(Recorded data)
####################
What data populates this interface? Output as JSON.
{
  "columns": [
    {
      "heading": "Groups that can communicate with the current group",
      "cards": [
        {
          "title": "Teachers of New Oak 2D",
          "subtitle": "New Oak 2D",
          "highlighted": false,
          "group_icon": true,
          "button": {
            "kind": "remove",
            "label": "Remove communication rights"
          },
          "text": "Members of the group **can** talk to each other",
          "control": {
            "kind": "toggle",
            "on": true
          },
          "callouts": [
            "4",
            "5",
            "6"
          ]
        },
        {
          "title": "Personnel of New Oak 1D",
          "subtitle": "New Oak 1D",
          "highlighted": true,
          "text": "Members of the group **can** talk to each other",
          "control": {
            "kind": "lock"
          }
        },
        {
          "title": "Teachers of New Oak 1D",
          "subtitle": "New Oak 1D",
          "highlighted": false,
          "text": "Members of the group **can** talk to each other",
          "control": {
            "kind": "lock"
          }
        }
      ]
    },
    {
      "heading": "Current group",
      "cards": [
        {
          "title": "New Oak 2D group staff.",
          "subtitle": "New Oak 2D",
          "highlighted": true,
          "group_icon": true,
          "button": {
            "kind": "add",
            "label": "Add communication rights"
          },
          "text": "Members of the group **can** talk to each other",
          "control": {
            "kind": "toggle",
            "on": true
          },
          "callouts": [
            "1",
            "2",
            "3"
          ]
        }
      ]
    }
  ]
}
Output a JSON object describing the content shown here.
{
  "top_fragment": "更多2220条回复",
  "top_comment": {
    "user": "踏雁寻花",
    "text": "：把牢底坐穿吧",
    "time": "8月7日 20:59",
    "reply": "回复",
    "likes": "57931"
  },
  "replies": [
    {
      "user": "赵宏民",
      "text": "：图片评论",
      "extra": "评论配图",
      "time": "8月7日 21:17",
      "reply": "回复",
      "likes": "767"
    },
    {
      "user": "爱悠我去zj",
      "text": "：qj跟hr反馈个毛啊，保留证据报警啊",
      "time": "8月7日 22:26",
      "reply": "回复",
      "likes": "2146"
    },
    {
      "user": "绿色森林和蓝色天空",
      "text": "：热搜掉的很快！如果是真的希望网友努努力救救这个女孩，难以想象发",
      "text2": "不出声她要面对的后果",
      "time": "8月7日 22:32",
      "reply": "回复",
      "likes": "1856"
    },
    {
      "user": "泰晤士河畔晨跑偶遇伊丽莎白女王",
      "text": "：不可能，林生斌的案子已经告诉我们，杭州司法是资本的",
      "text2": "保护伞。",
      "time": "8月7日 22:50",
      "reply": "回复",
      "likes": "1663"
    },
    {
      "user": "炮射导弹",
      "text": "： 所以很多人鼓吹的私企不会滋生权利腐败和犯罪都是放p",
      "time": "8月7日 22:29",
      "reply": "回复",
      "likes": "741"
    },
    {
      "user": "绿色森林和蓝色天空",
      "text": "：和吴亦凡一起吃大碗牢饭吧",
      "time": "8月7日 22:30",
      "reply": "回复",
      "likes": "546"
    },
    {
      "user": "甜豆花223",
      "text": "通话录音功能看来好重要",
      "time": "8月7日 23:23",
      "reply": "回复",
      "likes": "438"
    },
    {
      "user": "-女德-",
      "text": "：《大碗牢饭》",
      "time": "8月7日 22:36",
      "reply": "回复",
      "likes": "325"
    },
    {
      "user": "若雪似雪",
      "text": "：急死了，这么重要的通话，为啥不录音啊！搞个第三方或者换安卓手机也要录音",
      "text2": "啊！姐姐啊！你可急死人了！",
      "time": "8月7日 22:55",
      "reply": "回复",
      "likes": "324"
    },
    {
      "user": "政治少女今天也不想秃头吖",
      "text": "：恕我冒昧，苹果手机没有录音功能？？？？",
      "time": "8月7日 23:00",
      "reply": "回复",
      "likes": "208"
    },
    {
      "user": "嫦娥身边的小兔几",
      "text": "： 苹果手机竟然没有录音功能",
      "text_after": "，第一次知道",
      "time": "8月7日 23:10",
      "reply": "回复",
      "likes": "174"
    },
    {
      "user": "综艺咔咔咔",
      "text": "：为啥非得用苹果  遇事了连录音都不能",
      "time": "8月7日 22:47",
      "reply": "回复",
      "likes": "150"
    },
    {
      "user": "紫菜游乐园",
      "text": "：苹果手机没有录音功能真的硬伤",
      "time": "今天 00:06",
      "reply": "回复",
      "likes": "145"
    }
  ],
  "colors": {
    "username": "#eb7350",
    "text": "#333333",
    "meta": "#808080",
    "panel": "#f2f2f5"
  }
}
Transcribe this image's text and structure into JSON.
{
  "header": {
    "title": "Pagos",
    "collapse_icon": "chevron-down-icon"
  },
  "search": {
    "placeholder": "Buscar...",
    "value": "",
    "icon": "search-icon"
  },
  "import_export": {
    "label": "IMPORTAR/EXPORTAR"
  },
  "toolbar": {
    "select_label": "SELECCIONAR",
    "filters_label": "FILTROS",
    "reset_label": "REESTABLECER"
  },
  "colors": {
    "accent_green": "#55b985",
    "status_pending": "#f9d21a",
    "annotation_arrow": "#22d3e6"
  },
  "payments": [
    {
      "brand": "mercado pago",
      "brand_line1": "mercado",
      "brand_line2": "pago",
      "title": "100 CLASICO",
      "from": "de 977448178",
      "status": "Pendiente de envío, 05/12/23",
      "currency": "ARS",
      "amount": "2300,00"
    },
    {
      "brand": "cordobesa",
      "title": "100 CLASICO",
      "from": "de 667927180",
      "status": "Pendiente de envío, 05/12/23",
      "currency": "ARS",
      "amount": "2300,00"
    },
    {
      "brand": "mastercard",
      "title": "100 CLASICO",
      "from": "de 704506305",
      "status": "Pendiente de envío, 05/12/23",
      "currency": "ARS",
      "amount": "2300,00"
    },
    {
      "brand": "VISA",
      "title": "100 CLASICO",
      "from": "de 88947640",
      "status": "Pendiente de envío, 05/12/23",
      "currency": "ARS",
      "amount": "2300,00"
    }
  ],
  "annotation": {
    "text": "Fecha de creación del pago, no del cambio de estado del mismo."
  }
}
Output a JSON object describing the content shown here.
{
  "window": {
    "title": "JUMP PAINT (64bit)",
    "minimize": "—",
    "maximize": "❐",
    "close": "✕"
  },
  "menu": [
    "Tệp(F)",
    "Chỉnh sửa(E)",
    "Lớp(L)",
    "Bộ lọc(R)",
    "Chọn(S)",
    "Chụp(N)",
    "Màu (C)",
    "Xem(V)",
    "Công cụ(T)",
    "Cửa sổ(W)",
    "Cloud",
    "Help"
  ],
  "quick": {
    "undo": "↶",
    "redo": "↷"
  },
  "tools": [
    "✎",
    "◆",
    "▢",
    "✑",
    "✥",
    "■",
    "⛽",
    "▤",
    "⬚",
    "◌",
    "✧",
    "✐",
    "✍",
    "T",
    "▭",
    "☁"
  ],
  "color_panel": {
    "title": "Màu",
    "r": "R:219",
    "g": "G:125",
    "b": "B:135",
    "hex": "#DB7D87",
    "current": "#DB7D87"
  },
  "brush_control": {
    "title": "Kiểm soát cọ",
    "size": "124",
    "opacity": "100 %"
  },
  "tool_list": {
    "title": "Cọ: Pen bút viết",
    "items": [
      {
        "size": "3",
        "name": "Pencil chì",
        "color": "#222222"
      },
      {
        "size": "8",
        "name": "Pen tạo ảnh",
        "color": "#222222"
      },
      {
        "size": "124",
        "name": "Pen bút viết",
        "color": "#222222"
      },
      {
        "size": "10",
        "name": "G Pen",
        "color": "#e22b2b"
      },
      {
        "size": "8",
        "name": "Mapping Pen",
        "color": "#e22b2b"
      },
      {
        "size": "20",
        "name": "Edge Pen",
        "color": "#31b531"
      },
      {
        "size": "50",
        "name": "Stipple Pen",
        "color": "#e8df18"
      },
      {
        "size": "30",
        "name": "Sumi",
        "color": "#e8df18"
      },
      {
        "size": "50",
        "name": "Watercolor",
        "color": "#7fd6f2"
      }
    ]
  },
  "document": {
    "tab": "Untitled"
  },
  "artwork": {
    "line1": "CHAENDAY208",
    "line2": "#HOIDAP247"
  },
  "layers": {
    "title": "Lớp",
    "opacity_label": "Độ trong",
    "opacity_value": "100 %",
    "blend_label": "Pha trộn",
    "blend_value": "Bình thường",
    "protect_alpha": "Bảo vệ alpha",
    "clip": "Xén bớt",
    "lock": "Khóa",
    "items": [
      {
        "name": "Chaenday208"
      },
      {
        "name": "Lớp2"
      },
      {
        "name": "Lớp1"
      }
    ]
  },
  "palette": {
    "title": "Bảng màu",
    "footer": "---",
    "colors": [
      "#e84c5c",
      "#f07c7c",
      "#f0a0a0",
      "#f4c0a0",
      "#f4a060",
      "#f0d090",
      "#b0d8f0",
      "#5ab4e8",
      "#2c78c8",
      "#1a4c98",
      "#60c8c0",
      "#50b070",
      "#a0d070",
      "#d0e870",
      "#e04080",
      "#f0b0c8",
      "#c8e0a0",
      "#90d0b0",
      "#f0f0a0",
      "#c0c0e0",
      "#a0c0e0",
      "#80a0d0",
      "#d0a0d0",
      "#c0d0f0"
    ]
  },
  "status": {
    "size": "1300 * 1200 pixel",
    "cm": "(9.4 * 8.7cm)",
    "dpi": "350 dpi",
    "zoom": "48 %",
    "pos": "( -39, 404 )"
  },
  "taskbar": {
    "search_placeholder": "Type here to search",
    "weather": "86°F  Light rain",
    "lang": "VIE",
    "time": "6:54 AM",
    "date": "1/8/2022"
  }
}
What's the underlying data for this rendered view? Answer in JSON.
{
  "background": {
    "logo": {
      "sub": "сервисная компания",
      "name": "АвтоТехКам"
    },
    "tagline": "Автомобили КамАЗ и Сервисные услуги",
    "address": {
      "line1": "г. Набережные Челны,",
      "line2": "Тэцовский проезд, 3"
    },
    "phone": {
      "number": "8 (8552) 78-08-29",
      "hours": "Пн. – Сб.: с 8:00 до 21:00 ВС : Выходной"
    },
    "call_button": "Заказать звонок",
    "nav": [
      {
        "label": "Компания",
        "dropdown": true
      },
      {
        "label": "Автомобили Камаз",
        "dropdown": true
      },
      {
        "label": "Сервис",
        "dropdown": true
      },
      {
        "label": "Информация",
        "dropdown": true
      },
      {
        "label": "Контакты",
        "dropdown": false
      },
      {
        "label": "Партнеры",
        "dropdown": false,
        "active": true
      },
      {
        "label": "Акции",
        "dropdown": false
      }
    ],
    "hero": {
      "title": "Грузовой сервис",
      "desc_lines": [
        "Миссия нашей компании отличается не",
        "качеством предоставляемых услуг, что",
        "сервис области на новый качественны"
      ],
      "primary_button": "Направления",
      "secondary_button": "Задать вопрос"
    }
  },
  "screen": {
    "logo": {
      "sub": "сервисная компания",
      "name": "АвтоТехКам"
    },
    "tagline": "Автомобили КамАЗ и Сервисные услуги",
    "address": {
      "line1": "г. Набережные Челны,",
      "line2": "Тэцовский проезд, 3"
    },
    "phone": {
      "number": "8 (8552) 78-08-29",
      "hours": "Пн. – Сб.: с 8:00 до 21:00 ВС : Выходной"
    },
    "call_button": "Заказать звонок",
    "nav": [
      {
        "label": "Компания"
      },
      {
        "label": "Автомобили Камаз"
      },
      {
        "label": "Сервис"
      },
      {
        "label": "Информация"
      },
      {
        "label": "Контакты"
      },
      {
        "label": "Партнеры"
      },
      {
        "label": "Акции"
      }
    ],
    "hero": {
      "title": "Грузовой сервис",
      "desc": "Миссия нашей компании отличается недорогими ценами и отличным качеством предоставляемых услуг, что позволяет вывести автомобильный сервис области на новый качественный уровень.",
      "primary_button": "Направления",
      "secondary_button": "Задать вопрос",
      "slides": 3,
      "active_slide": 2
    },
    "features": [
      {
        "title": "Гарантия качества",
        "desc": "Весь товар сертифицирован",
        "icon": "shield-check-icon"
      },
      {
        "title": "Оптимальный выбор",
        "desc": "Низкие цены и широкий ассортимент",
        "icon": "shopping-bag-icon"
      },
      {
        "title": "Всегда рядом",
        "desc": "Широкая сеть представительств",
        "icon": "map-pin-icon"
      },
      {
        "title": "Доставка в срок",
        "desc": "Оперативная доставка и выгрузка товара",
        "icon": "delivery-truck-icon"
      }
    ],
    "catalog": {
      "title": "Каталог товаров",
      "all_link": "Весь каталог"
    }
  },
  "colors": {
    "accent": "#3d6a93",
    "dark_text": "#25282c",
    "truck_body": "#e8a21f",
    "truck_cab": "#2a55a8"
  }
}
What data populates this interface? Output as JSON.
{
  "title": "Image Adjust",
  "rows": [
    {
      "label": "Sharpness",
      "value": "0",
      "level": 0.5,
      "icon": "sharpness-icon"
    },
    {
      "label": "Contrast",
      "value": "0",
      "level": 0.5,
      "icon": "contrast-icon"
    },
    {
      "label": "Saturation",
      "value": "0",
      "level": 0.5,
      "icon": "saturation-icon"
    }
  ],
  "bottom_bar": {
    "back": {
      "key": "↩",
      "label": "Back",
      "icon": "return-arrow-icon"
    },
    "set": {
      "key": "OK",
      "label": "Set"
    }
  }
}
####################
◆ The exercise ◆
Scan the material above and determine how many lines include the word "from"; report only the number.

◆ Full output ◆
4